Items from a figure collection:
========
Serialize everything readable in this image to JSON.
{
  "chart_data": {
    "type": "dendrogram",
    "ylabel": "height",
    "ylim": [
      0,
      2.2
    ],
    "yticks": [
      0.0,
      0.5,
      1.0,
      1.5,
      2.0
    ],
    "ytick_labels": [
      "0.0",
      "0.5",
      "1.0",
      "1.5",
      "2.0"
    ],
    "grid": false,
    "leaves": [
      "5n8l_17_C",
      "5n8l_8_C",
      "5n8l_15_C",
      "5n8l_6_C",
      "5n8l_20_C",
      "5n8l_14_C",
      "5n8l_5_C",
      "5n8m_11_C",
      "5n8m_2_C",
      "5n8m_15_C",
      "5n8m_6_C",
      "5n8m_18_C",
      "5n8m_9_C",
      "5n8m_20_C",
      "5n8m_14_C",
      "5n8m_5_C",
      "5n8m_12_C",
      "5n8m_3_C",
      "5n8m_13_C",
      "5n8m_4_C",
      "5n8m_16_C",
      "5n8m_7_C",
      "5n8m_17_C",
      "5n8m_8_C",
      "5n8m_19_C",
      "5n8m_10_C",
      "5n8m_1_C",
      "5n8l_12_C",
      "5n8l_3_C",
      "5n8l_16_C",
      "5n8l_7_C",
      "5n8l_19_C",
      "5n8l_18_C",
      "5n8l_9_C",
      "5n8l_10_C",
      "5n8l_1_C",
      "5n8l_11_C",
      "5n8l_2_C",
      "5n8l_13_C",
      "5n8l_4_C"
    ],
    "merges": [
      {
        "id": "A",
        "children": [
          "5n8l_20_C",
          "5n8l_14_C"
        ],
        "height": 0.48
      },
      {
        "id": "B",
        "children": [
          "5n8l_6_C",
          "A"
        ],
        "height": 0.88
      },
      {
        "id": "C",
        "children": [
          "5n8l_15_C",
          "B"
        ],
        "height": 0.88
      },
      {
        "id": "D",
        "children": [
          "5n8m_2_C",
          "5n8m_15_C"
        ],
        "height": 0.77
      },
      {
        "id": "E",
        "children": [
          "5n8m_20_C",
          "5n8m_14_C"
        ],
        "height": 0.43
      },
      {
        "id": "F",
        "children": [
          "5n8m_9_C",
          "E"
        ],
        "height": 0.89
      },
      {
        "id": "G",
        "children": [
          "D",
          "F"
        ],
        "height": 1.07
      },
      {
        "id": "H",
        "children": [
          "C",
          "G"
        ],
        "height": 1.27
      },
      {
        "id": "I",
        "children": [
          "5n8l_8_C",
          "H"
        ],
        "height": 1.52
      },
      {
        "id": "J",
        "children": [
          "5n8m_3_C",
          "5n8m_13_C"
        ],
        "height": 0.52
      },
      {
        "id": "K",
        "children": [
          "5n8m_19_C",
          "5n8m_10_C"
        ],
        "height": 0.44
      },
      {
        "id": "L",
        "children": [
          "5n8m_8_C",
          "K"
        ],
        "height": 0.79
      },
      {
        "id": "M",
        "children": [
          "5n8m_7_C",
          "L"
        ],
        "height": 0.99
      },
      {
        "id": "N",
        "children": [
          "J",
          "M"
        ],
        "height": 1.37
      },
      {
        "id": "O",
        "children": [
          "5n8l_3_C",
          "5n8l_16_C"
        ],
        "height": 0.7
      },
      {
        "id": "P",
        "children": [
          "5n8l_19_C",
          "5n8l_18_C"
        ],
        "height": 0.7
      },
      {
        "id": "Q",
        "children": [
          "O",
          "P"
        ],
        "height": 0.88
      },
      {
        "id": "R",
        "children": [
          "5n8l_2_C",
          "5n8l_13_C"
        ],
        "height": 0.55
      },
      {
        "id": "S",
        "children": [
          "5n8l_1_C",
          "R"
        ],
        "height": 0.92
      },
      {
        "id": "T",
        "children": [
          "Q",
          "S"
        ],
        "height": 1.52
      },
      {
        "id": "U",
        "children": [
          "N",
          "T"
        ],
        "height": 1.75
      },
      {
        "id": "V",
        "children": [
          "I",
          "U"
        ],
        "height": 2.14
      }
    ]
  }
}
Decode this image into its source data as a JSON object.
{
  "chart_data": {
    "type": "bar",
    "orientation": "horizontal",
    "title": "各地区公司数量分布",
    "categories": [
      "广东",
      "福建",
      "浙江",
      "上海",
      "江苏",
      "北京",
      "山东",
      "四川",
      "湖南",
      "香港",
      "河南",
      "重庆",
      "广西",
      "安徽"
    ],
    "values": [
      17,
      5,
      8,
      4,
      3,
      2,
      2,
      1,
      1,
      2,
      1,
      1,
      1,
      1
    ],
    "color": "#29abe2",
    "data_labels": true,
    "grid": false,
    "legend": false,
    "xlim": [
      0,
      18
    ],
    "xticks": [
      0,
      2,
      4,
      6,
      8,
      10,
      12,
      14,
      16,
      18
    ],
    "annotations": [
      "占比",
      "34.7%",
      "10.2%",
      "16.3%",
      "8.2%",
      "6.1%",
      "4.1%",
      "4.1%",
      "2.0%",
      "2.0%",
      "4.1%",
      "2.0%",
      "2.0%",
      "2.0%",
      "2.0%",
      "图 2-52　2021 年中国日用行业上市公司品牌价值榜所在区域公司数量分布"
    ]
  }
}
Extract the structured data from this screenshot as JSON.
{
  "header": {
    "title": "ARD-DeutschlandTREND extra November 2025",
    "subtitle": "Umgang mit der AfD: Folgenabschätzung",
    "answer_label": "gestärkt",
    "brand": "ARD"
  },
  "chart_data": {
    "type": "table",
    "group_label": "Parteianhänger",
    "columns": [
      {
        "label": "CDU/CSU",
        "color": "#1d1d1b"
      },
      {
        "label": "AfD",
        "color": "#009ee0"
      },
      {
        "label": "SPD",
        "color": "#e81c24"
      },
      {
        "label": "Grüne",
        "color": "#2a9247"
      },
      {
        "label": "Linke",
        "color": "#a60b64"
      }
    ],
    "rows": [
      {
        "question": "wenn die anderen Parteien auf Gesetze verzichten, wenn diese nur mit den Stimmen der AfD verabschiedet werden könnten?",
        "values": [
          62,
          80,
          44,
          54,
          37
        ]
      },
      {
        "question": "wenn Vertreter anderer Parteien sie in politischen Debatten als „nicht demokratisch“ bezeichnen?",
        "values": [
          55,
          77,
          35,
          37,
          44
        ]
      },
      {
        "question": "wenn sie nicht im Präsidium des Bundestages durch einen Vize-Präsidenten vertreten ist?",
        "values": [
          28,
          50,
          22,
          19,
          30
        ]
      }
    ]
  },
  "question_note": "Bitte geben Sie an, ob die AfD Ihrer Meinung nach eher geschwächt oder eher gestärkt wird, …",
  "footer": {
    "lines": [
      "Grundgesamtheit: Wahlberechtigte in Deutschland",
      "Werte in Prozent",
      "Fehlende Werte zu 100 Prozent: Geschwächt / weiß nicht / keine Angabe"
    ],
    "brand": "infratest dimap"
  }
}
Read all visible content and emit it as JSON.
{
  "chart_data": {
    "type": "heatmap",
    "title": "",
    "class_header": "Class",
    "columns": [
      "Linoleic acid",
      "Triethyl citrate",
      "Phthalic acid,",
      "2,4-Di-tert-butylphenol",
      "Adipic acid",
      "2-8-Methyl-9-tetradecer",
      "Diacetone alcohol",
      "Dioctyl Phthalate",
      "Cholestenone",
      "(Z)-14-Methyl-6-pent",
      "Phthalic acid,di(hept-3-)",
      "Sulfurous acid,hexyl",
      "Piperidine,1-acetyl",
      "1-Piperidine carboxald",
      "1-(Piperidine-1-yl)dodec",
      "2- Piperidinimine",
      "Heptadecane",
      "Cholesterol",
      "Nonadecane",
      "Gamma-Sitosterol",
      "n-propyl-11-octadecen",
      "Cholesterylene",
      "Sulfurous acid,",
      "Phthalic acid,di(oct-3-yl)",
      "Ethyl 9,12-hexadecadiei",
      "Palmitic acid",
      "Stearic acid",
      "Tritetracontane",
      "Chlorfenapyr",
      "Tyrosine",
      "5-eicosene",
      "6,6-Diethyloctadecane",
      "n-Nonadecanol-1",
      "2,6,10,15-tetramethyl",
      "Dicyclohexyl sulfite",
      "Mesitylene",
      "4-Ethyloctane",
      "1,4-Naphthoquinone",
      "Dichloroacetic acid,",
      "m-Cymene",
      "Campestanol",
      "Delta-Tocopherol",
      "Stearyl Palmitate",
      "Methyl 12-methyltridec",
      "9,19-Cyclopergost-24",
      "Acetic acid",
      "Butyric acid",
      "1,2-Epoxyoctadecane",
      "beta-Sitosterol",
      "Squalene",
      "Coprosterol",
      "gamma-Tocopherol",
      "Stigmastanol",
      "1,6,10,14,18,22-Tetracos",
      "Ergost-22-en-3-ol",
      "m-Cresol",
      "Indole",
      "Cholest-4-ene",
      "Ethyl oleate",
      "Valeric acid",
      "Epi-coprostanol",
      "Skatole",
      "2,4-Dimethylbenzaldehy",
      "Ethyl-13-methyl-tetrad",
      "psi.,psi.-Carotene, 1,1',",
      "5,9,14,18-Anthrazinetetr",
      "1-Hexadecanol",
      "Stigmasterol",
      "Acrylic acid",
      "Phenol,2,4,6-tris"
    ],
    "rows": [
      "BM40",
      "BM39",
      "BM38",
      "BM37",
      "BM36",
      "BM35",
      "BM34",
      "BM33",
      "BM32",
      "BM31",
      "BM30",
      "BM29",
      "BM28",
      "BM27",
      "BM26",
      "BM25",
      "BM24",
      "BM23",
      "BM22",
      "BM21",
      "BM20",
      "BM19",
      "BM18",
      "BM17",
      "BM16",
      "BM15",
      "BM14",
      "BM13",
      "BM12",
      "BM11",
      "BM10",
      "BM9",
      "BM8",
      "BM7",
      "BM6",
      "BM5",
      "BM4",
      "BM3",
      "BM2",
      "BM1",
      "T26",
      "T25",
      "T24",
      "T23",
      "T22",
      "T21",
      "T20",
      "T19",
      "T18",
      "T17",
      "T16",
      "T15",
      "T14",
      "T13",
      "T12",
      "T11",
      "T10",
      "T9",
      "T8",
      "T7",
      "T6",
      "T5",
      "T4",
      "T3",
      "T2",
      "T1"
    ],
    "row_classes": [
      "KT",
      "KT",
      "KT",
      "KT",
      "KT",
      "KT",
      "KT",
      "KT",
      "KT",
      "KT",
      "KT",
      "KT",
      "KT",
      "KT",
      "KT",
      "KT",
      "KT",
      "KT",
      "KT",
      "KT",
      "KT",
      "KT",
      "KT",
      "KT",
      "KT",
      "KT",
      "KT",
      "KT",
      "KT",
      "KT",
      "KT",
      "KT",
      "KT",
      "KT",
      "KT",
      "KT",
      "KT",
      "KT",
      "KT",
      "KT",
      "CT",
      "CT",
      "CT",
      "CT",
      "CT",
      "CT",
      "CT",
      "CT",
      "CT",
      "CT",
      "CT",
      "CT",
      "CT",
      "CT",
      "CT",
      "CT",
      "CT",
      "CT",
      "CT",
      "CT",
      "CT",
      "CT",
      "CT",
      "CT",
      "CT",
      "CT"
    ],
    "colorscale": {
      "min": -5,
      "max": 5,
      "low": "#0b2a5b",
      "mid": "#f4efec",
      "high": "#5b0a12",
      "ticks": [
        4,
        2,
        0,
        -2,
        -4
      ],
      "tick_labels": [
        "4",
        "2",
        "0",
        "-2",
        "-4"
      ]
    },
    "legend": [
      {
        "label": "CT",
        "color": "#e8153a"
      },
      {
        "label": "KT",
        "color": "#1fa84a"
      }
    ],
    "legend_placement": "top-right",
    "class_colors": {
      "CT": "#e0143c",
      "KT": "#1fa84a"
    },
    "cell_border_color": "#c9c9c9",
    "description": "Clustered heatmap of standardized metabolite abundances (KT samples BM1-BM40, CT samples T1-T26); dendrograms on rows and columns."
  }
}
========
Each line with the string "this" in it needs to be found and copied.

WRITTEN REPLY>
Serialize everything readable in this image to JSON.
Decode this image into its source data as a JSON object.
Extract the structured data from this screenshot as JSON.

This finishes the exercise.